**THE TASK**. Give the number of lines below that contain "Conservrepub", with no other output.

**DATA ENTRIES**.

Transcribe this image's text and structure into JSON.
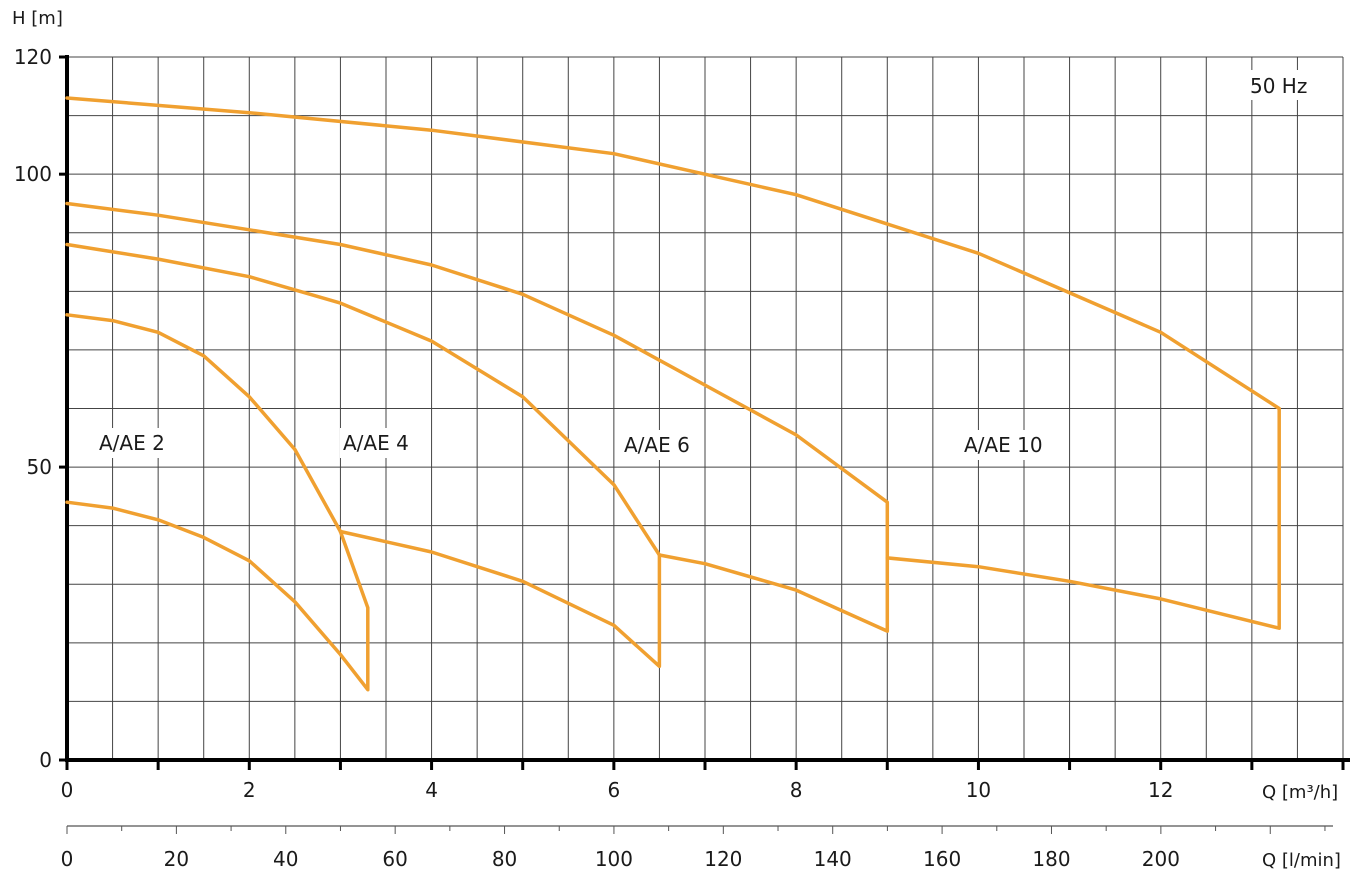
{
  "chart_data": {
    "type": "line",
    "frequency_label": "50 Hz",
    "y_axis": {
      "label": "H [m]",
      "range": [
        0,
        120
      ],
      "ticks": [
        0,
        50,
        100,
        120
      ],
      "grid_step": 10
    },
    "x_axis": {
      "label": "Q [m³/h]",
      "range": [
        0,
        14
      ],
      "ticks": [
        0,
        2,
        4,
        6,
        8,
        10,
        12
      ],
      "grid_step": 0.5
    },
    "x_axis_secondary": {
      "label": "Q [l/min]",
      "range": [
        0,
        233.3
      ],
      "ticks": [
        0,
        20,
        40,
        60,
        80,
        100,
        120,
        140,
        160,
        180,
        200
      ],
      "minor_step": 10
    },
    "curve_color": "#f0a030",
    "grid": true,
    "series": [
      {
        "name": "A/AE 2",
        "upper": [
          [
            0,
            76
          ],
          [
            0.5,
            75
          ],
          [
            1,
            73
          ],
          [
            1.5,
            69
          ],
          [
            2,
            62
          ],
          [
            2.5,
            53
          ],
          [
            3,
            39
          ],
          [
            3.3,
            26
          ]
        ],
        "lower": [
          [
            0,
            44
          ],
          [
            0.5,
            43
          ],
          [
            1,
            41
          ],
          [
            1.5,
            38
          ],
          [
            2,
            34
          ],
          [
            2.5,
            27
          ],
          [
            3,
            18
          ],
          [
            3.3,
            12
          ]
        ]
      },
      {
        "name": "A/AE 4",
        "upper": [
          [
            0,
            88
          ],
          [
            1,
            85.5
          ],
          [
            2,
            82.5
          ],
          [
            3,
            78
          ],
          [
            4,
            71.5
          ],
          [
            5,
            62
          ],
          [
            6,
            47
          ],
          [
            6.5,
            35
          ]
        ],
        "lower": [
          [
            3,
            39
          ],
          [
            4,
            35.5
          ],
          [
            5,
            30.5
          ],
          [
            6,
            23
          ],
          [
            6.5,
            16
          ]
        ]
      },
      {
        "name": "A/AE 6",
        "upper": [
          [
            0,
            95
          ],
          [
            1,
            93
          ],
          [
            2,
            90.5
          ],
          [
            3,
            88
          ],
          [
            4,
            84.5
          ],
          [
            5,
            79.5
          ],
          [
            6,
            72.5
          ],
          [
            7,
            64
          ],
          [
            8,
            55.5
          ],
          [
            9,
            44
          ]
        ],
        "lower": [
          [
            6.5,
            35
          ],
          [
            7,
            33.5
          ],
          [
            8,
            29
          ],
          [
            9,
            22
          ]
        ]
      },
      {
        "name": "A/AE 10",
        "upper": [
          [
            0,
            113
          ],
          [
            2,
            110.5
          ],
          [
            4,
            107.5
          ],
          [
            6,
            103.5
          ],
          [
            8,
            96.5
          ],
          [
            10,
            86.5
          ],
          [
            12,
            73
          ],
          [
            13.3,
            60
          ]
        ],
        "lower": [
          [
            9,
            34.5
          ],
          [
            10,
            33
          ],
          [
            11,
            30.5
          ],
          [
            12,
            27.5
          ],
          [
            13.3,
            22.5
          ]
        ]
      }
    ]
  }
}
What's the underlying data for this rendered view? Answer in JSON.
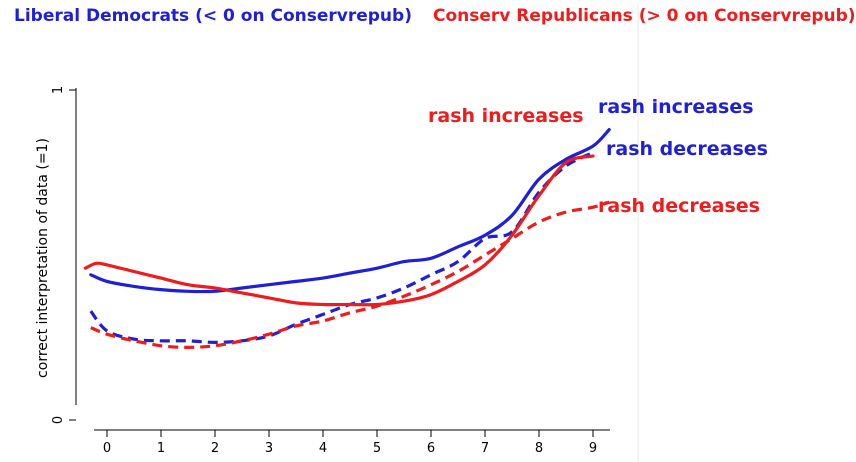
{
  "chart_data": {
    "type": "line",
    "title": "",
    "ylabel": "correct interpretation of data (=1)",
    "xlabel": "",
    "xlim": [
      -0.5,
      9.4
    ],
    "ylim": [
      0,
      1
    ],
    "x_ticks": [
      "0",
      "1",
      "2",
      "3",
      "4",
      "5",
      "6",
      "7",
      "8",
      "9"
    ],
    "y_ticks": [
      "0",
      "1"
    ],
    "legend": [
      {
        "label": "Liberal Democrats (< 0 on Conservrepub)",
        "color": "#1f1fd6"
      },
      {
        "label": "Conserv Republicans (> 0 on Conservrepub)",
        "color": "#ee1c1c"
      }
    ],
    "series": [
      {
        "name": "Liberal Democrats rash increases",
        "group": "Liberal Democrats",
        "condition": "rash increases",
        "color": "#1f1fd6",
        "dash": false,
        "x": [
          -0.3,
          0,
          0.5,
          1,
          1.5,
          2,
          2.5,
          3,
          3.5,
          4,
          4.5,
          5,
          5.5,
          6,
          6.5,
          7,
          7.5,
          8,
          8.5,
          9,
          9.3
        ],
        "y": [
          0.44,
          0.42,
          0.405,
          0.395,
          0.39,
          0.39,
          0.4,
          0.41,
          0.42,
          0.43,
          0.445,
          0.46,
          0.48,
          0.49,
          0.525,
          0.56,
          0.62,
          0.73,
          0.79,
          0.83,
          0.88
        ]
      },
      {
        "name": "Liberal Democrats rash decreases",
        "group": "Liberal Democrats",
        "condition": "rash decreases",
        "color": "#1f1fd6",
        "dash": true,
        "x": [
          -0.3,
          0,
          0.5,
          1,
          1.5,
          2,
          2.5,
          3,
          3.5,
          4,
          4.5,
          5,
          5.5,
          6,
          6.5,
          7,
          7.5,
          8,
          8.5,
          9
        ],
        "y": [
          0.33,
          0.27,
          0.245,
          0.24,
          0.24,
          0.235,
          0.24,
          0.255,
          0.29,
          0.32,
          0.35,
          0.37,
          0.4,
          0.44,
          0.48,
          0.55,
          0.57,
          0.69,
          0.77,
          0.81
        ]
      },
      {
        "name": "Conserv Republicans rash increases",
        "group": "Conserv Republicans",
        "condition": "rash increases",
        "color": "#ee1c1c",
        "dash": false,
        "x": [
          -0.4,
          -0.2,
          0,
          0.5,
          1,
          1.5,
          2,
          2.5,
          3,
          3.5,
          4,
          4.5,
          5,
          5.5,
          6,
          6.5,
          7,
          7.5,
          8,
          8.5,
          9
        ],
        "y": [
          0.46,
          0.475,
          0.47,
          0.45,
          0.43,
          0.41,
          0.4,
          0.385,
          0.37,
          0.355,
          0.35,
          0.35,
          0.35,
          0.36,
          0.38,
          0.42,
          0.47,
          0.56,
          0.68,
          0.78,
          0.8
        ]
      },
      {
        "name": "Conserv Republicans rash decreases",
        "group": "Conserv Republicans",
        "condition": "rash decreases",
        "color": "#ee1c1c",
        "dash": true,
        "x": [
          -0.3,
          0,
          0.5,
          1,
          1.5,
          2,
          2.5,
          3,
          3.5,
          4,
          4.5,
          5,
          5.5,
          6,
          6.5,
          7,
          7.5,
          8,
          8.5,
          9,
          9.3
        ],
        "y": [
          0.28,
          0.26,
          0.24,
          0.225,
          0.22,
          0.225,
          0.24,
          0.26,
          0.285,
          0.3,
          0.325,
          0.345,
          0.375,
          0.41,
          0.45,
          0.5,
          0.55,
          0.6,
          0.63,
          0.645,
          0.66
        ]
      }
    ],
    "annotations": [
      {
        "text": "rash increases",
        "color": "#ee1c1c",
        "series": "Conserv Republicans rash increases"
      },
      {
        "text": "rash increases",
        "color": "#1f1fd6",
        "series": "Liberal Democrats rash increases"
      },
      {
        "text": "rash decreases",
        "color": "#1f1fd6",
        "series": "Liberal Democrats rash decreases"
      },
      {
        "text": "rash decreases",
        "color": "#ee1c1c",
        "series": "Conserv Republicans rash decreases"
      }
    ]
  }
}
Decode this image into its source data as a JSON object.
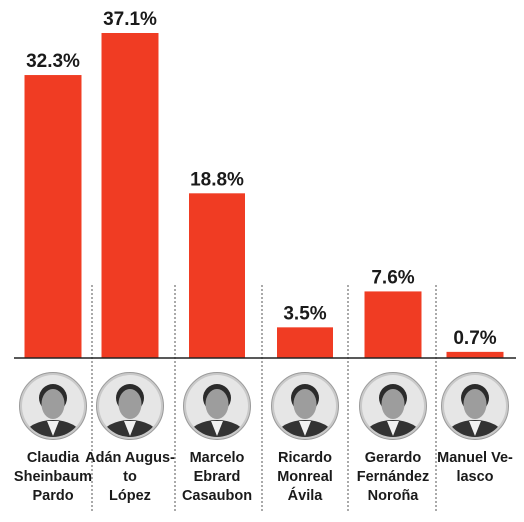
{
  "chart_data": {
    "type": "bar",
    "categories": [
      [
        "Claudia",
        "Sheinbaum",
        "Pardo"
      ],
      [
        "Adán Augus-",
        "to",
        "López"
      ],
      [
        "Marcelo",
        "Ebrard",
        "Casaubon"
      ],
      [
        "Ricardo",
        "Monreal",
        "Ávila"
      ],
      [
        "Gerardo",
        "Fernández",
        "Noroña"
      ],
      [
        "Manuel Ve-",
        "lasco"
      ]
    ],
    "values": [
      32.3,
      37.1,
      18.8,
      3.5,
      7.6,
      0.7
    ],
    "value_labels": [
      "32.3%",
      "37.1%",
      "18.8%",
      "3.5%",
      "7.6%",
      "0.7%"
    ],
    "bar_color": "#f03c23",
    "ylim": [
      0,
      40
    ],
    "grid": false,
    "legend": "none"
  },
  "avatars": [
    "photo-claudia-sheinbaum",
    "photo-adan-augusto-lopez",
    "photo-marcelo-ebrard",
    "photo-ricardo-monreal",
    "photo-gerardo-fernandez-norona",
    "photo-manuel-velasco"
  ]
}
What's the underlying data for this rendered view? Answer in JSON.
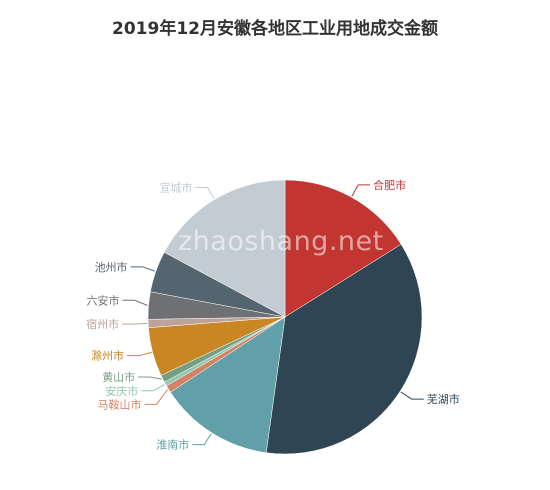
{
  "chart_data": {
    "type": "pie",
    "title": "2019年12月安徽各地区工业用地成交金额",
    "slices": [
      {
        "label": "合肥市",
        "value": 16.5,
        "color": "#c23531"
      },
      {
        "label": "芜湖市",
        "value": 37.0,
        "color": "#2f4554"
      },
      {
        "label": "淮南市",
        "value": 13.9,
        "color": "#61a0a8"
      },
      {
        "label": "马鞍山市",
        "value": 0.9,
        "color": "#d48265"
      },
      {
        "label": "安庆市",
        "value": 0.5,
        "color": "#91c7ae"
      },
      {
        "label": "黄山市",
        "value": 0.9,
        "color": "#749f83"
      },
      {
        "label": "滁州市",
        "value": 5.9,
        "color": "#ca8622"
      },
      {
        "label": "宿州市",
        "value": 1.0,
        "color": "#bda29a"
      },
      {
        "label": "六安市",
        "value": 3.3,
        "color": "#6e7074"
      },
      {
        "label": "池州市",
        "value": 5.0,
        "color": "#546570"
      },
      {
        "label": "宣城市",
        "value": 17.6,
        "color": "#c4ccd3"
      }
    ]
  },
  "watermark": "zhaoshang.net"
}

**WORKED SOLUTION**. 2